#### What the task asks
Single out each line with the word "JSON" and copy it.

#### Working data
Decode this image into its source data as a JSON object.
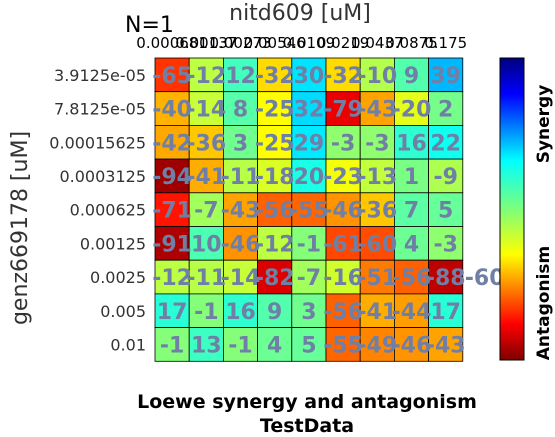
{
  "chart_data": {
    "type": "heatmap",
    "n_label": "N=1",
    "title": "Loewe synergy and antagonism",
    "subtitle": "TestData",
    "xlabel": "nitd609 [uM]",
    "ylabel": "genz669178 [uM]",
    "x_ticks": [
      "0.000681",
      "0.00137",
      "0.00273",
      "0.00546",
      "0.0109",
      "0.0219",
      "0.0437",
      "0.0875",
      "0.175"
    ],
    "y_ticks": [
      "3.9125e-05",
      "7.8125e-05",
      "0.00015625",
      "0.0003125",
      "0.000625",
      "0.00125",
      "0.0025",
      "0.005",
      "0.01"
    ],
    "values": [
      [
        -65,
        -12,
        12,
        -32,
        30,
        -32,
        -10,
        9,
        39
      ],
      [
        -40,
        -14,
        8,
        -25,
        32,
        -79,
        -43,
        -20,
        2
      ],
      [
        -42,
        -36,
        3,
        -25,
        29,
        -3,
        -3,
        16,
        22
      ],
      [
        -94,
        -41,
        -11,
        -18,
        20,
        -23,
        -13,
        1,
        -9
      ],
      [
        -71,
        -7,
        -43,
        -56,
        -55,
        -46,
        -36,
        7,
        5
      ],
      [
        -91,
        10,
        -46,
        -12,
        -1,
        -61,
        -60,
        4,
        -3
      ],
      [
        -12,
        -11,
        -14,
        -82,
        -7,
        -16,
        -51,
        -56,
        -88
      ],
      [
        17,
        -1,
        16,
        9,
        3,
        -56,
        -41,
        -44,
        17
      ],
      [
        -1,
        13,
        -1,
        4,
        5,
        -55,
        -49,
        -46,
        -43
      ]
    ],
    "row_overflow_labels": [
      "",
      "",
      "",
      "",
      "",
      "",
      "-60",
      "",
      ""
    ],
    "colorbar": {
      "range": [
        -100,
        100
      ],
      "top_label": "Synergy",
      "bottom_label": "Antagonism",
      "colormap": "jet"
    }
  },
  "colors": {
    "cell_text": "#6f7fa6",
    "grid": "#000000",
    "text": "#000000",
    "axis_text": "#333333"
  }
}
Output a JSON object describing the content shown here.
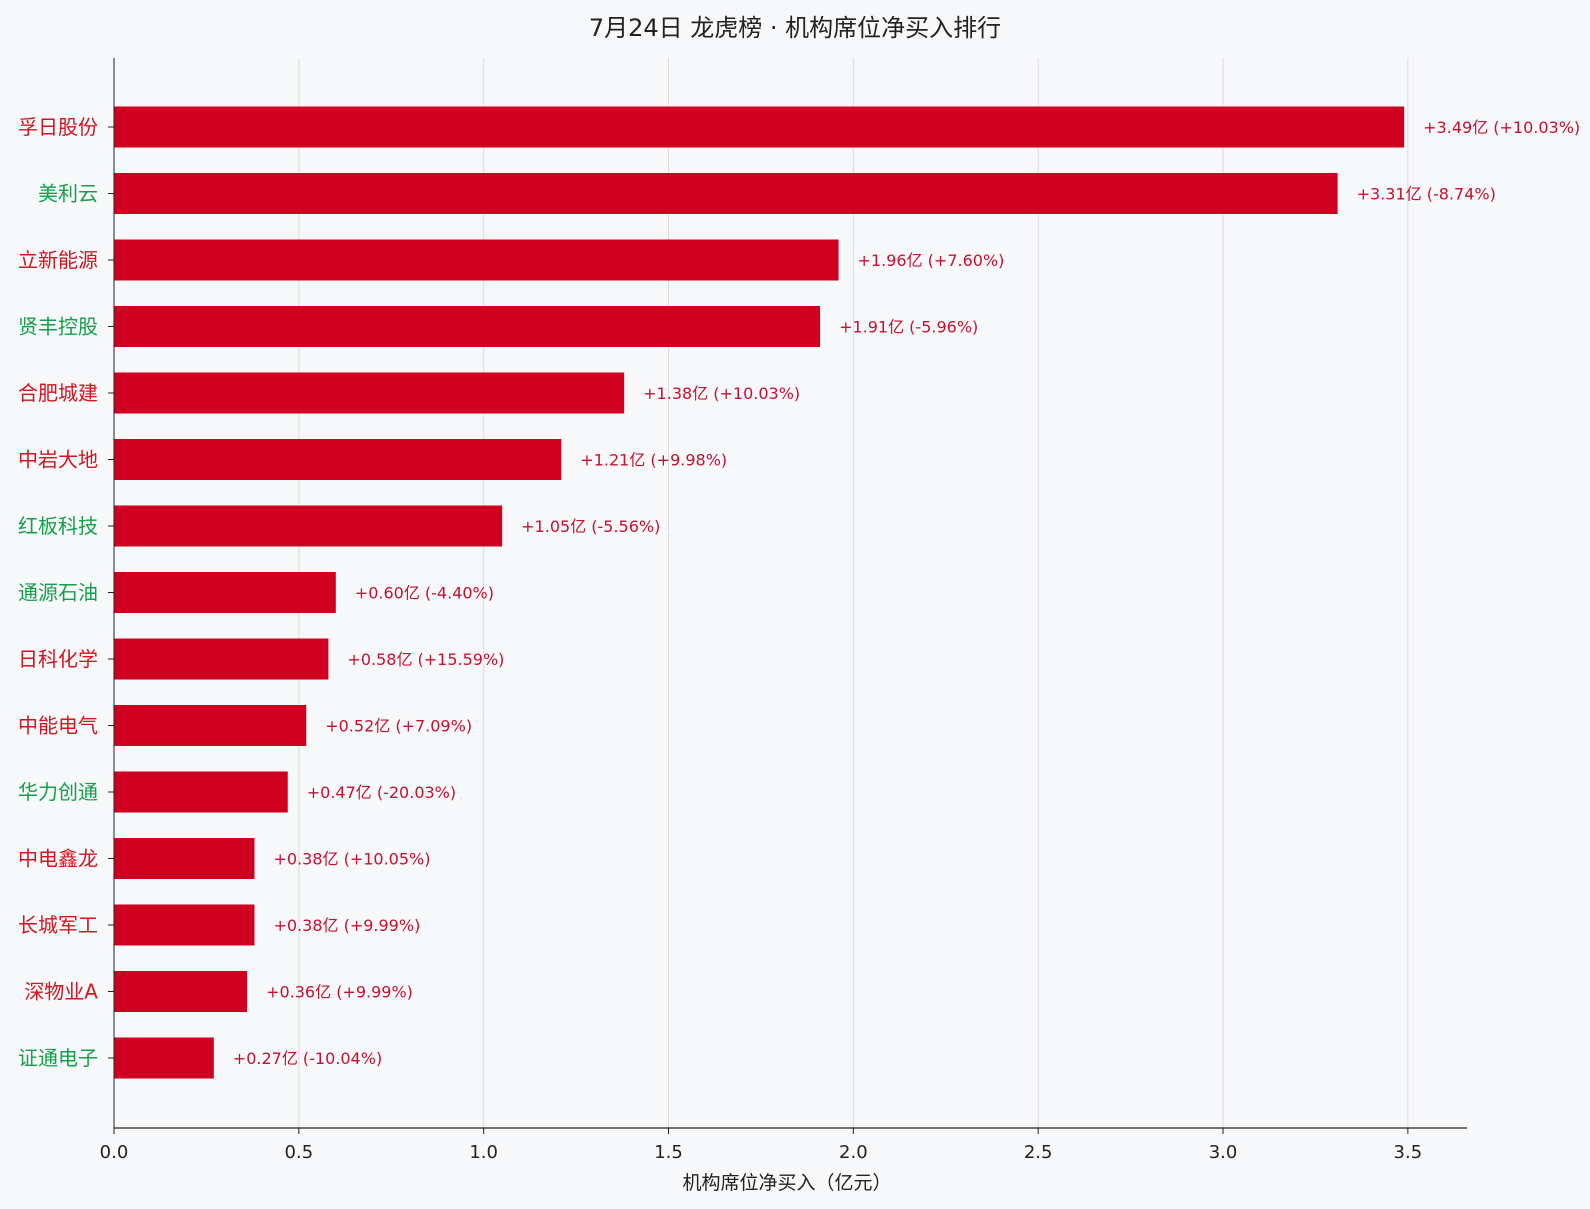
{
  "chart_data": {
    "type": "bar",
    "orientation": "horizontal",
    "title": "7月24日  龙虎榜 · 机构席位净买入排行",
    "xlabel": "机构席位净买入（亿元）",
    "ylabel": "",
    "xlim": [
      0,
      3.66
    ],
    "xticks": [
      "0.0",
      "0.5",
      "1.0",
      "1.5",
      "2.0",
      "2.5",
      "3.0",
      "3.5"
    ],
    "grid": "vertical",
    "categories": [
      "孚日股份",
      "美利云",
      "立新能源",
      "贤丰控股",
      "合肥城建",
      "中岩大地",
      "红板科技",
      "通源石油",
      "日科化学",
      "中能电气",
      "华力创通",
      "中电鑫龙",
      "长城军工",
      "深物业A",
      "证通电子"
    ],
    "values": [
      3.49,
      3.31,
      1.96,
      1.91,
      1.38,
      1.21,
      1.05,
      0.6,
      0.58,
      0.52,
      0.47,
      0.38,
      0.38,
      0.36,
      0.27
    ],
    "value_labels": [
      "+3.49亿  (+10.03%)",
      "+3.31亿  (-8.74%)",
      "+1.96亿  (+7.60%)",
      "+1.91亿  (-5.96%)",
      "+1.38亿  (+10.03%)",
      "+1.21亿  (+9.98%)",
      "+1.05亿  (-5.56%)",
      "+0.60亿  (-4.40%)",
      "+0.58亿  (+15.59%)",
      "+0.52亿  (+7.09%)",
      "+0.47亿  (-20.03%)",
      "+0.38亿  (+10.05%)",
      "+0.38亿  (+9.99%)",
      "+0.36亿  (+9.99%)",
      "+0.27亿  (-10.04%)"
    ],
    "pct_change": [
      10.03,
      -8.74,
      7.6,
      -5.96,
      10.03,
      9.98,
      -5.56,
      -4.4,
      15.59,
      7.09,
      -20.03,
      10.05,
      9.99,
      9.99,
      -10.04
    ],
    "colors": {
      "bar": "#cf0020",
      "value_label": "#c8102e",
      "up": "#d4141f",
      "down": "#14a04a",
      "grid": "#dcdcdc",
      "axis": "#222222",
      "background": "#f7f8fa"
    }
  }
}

* * *

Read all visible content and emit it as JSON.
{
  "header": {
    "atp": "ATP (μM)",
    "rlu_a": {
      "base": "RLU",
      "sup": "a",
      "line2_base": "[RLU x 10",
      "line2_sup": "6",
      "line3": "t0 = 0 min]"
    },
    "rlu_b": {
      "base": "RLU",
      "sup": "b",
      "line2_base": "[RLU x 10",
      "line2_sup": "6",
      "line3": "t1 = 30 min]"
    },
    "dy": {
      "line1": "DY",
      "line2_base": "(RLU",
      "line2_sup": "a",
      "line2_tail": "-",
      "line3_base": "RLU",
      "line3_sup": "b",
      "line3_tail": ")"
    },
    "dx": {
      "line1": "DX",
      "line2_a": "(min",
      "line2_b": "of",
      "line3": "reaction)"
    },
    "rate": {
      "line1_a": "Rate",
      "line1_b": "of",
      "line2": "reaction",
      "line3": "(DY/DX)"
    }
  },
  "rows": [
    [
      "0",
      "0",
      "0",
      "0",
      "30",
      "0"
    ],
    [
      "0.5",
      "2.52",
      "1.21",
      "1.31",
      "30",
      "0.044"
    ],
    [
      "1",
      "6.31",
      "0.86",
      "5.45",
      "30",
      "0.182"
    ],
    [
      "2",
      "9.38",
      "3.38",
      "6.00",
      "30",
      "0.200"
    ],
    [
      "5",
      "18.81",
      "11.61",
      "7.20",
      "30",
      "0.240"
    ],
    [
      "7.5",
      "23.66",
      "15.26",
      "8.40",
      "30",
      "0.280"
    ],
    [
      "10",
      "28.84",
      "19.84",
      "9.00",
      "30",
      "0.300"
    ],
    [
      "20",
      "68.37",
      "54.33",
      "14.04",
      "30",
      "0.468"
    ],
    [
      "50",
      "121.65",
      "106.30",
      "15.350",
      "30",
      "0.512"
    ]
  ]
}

#### Answer
Decode this image into its source data as a JSON object.
Output a JSON object describing the content shown here.
Read all visible content and emit it as JSON.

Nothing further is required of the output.